EXERCISE BRIEF: Edit the lines starting at the one containing "Output each element" and ending at the one containing "sidebar-item[interactable]: 涨跌 bbox=[918, 296, 945, 317]" so that "bounding box" becomes "enclosing rectangle", with nothing else altered. Return only those lines.

DATA IN THIS EXERCISE:
%%

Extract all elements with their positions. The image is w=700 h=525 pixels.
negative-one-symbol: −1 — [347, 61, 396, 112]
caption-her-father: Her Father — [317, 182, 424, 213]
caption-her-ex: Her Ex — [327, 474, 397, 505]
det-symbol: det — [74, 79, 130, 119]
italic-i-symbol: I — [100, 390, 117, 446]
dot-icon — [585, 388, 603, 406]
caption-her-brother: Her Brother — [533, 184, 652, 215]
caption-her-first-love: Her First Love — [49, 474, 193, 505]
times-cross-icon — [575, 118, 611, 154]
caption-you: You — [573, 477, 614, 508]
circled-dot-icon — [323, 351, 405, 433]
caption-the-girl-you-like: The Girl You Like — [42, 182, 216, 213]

%%
%%

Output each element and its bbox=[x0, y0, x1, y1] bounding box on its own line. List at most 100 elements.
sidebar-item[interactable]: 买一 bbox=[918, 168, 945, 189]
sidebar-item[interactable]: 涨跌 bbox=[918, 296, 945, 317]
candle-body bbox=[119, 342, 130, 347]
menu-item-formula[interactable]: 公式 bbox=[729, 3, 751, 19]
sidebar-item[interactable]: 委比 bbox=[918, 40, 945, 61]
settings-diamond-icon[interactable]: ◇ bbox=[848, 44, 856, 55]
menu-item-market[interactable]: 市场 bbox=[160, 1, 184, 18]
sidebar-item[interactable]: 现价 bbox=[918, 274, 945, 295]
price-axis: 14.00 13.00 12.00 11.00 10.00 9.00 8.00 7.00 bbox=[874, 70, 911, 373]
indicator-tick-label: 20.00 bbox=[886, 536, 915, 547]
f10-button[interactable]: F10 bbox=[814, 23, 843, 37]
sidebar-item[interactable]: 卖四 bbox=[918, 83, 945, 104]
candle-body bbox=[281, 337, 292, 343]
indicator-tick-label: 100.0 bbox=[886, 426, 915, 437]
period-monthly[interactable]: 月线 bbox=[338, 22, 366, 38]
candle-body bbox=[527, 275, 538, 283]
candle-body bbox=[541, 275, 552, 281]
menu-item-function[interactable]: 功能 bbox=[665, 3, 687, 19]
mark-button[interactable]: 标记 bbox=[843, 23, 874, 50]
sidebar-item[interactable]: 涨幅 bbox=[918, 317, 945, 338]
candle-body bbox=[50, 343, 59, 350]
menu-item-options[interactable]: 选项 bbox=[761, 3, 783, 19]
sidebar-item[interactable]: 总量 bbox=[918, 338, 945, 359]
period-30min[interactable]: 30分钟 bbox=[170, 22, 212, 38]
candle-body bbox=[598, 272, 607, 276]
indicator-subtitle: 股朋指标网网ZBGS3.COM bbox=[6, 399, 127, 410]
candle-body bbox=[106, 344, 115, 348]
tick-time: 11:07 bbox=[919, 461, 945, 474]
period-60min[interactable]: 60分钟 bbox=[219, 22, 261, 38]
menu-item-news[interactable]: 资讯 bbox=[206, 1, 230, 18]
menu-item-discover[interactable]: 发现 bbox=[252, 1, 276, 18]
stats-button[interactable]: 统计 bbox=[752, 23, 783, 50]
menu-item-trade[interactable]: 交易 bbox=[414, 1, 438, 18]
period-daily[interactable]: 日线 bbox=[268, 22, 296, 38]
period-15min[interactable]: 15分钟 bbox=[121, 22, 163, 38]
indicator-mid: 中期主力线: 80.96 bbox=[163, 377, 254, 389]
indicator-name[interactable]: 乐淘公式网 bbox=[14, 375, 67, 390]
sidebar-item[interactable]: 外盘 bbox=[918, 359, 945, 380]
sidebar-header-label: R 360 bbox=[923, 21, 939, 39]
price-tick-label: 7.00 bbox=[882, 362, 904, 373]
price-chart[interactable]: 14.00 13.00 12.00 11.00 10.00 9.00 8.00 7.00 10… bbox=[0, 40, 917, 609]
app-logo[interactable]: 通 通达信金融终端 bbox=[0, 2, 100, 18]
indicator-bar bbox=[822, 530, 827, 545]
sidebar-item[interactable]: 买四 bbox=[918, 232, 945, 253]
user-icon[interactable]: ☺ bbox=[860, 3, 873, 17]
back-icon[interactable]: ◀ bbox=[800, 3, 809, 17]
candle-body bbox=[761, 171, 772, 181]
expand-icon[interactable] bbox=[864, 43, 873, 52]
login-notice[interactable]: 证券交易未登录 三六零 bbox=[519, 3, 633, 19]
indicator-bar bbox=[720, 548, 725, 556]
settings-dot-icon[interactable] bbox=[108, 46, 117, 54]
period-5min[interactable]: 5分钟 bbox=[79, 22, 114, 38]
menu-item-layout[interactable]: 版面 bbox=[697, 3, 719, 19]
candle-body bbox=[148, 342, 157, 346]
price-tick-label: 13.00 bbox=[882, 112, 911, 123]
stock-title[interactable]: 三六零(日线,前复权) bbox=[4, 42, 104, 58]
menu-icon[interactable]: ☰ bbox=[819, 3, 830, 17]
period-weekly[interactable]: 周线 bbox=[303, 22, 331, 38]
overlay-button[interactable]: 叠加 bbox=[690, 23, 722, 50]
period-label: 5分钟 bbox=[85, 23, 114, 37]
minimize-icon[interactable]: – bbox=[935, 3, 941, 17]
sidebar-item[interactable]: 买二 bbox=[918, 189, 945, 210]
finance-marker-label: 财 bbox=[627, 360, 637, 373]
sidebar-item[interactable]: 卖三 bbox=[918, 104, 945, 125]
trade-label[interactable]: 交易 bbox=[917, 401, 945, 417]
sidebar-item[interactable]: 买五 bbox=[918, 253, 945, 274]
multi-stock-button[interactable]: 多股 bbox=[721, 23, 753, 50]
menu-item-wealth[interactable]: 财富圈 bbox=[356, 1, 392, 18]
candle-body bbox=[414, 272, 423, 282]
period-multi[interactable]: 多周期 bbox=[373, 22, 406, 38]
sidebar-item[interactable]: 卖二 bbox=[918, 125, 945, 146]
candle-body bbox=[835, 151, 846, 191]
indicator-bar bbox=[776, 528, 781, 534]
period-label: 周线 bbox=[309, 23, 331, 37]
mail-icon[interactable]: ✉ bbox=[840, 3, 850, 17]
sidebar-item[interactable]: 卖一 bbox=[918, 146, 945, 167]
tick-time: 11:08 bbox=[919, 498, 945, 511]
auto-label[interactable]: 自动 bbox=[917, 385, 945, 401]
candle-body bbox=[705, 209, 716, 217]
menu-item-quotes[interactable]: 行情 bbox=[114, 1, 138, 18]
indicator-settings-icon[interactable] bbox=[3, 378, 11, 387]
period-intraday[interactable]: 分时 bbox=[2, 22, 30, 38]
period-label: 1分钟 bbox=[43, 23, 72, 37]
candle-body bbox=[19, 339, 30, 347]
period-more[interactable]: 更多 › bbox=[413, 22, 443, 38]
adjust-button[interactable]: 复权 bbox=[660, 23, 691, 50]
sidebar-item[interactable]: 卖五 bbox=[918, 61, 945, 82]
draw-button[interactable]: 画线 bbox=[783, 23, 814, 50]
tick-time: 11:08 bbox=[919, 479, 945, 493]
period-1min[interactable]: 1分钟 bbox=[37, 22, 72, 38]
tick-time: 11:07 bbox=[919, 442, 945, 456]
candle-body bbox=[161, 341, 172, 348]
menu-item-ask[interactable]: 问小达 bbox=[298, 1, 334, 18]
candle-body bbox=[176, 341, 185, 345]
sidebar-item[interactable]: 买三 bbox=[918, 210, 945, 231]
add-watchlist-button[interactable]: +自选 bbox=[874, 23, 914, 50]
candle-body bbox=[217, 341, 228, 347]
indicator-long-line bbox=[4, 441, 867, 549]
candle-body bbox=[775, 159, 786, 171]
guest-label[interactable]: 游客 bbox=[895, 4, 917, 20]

%%
%%

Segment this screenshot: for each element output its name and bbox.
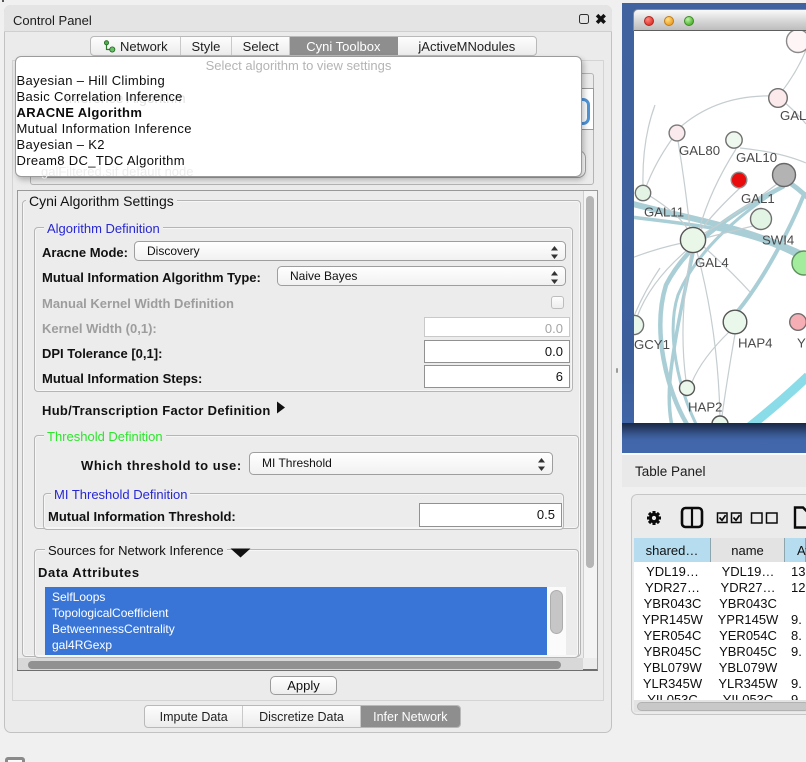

%%

THE SOLUTION:
Output each element and its bbox=[x0, y0, x1, y1] enclosing rectangle on its own line. List at most 100 elements.
sidebar-item[interactable]: 买一 bbox=[918, 168, 945, 189]
sidebar-item[interactable]: 涨跌 bbox=[918, 296, 945, 317]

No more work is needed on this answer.